Exercise objective: Pick out all lines in the listing holding the string "bins" and copy them.

Provided data:

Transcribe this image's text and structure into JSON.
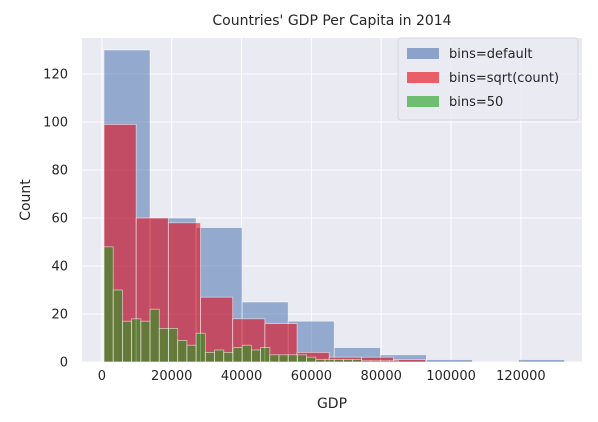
{
  "chart_data": {
    "type": "bar",
    "title": "Countries' GDP Per Capita in 2014",
    "xlabel": "GDP",
    "ylabel": "Count",
    "xlim": [
      -5700,
      137500
    ],
    "ylim": [
      0,
      135
    ],
    "x_ticks": [
      0,
      20000,
      40000,
      60000,
      80000,
      100000,
      120000
    ],
    "x_tick_labels": [
      "0",
      "20000",
      "40000",
      "60000",
      "80000",
      "100000",
      "120000"
    ],
    "y_ticks": [
      0,
      20,
      40,
      60,
      80,
      100,
      120
    ],
    "y_tick_labels": [
      "0",
      "20",
      "40",
      "60",
      "80",
      "100",
      "120"
    ],
    "grid": true,
    "legend_position": "top-right",
    "colors": {
      "background": "#eaeaf2",
      "grid": "#ffffff",
      "default": "#4c72b0",
      "sqrt": "#e8000b",
      "fifty": "#1a9e1a"
    },
    "series": [
      {
        "name": "bins=default",
        "color": "#4c72b0",
        "opacity": 0.55,
        "bin_start": 600,
        "bin_width": 13190,
        "values": [
          130,
          60,
          56,
          25,
          17,
          6,
          3,
          1,
          0,
          1
        ]
      },
      {
        "name": "bins=sqrt(count)",
        "color": "#e8000b",
        "opacity": 0.55,
        "bin_start": 600,
        "bin_width": 9215,
        "values": [
          99,
          60,
          58,
          27,
          18,
          16,
          4,
          2,
          2,
          1,
          0,
          0,
          0,
          0
        ]
      },
      {
        "name": "bins=50",
        "color": "#1a9e1a",
        "opacity": 0.55,
        "bin_start": 600,
        "bin_width": 2638,
        "values": [
          48,
          30,
          17,
          18,
          17,
          22,
          14,
          14,
          9,
          7,
          12,
          4,
          5,
          4,
          6,
          7,
          5,
          6,
          3,
          3,
          3,
          3,
          2,
          1,
          1,
          1,
          1,
          1,
          0.5,
          0.5,
          0.5,
          0.5,
          0,
          0,
          0,
          0,
          0,
          0,
          0,
          0,
          0,
          0,
          0,
          0,
          0,
          0,
          0,
          0,
          0,
          0
        ]
      }
    ]
  }
}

Reply to the task:
        "name": "bins=default",
        "name": "bins=sqrt(count)",
        "name": "bins=50",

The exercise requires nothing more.